### Short exercise
Carry on the article about the DOK Leipzig festival lineup, writing new text that follows its final sentence.

### Provided passage
· · · · · · ·

There are 11 world premieres in the 12-strong line up for the German Documentary Competition. This includes Jean Boue’s Being Kohl, which follows five men who share Helmut Kohl’s name; Dana Linkiewicz’s novelist portrait in Anne Perry - Interiors and Marian Kiss’s Space Sailor, about the cosmonaut recruited by the Soviet Union from each socialist state in the 1970s.

Meanwhile, five films have been selected for this year’s Doc Alliance Selection:

Martin Marecek’s Auto*Mat,

Havard Bustnes’ Big John,

Peter Liechti’s The Sound Of Insects,

Bettina Haasen’s Hotel Sahara

Ester Martin Bergsmark/Beatrice Maggie Andersson/Mark Hammarberg’s Maggie In Wonderland

The winner will be announced at the closing ceremony on October 31.

Alongside the competition programme, there are a number of industry events including the DOK Leipzig Co-production Meeting, which will see 40 producers from around Scandinavia, Eastern Europe and Germany pitch new ideas to international TV commissioning editors, sales agents and distributors.

· · · · · · ·

### Material
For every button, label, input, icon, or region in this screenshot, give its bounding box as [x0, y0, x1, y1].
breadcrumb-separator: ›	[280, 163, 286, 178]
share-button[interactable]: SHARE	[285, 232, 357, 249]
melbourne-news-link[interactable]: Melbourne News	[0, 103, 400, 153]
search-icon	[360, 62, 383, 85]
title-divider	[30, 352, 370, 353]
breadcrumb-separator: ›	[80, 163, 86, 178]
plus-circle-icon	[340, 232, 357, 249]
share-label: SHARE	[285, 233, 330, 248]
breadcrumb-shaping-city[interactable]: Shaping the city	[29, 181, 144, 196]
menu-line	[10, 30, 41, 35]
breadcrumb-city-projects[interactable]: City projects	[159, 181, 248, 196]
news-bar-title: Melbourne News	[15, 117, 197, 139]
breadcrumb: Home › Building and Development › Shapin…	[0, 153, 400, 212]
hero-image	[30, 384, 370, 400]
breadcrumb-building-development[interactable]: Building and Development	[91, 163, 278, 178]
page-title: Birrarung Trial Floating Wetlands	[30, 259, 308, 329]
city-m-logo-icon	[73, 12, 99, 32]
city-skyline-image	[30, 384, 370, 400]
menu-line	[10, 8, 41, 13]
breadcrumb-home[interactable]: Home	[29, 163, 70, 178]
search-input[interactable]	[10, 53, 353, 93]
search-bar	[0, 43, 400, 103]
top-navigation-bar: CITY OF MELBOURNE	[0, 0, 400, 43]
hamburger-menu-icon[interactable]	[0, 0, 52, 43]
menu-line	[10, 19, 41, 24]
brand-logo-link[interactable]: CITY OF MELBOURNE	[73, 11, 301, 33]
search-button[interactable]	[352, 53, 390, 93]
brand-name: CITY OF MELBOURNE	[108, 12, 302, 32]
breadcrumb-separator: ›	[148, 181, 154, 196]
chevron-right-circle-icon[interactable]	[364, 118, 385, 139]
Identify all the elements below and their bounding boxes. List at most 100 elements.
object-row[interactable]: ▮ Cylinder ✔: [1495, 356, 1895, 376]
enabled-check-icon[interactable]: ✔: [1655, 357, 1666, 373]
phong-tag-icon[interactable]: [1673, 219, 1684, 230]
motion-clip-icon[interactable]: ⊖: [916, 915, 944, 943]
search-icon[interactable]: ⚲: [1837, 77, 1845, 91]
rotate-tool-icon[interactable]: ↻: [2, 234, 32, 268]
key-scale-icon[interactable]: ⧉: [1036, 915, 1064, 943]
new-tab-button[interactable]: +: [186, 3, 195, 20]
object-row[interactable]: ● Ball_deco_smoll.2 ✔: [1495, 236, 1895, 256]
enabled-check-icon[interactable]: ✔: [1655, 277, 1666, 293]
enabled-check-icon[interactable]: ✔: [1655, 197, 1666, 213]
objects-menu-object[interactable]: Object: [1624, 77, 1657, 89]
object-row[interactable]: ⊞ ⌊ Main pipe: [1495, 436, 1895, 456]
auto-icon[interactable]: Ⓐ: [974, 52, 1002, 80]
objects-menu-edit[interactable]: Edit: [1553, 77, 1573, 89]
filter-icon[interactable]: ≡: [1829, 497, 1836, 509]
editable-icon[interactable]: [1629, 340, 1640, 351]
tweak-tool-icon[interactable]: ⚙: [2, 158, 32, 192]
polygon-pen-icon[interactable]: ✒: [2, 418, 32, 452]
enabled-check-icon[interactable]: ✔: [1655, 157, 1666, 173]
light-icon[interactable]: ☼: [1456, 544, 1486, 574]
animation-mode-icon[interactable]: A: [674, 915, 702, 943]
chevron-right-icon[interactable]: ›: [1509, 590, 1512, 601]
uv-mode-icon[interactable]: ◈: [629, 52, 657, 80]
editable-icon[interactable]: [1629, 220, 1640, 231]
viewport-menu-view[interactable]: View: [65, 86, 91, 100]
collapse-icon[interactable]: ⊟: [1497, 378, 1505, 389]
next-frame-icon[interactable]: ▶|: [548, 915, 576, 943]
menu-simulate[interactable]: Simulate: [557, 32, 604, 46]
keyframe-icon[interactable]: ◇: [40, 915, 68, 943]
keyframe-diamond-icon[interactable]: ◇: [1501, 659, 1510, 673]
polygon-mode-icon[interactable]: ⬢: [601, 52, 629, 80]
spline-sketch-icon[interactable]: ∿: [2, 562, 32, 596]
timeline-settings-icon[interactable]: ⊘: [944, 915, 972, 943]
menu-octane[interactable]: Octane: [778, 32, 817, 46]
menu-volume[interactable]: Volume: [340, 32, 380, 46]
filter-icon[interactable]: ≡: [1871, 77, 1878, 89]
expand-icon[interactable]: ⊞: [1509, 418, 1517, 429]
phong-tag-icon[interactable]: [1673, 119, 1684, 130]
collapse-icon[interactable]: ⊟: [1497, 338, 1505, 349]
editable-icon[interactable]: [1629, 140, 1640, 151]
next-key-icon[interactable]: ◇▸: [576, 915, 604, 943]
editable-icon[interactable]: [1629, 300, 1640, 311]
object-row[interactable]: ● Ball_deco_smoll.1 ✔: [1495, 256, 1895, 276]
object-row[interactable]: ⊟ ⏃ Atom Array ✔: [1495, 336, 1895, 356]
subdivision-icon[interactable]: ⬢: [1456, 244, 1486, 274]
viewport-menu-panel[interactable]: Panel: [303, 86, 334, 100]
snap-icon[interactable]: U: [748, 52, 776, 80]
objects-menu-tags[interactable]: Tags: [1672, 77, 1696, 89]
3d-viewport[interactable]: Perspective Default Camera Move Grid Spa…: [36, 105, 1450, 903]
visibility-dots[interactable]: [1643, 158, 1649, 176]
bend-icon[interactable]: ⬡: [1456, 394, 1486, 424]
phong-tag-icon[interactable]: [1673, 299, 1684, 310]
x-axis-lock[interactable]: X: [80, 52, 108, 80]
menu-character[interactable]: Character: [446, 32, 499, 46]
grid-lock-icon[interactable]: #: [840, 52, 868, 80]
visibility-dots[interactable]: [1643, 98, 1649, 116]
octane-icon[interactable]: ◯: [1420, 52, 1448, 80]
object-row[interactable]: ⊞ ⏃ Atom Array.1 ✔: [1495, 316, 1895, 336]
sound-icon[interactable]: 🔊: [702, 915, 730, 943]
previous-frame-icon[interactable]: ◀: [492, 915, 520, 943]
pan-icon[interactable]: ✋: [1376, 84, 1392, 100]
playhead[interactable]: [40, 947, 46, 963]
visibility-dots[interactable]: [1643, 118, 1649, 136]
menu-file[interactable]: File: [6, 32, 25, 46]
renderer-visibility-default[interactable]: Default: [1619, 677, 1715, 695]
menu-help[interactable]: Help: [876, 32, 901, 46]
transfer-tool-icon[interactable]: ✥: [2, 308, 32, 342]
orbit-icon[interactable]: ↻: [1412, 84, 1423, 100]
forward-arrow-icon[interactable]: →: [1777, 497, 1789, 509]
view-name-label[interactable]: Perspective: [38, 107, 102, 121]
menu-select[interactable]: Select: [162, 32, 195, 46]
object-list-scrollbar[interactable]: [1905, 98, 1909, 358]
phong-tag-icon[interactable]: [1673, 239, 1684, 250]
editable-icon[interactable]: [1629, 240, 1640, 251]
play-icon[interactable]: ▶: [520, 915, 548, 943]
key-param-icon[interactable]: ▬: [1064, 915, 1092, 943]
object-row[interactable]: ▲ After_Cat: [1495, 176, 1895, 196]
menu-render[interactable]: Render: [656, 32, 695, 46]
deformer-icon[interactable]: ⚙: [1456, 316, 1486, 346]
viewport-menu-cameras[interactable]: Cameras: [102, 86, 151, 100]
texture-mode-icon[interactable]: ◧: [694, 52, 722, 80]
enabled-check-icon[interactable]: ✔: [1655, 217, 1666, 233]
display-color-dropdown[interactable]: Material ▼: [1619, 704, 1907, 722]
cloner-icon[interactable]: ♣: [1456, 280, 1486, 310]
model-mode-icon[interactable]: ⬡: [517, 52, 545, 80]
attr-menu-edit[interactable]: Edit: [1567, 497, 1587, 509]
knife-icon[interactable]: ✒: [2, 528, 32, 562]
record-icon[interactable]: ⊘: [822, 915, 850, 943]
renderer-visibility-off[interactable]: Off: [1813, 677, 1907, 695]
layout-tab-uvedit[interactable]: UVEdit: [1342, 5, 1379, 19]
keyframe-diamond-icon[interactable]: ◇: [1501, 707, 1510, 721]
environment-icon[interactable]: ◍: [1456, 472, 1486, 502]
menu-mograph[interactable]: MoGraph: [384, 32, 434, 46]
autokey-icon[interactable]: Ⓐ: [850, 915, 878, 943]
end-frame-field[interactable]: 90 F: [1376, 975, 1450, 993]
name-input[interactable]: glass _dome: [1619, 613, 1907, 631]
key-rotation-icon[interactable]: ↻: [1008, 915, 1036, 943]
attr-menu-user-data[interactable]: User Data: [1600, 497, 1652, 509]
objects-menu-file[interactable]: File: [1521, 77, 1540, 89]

· · · · · · ·

### Exercise response
German Day is a new event for this year and it aims to give foreign producers and up-and-coming German film-makers an opportunity to meet the commissioning editors responsible for documentaries at Germany’s public channels.

International TV buyers and distributors will also have an opportunity to view new German productions in exclusive closed screenings at the so-called Leipzig Screenings, which are organised by AG DOK with support from German Films.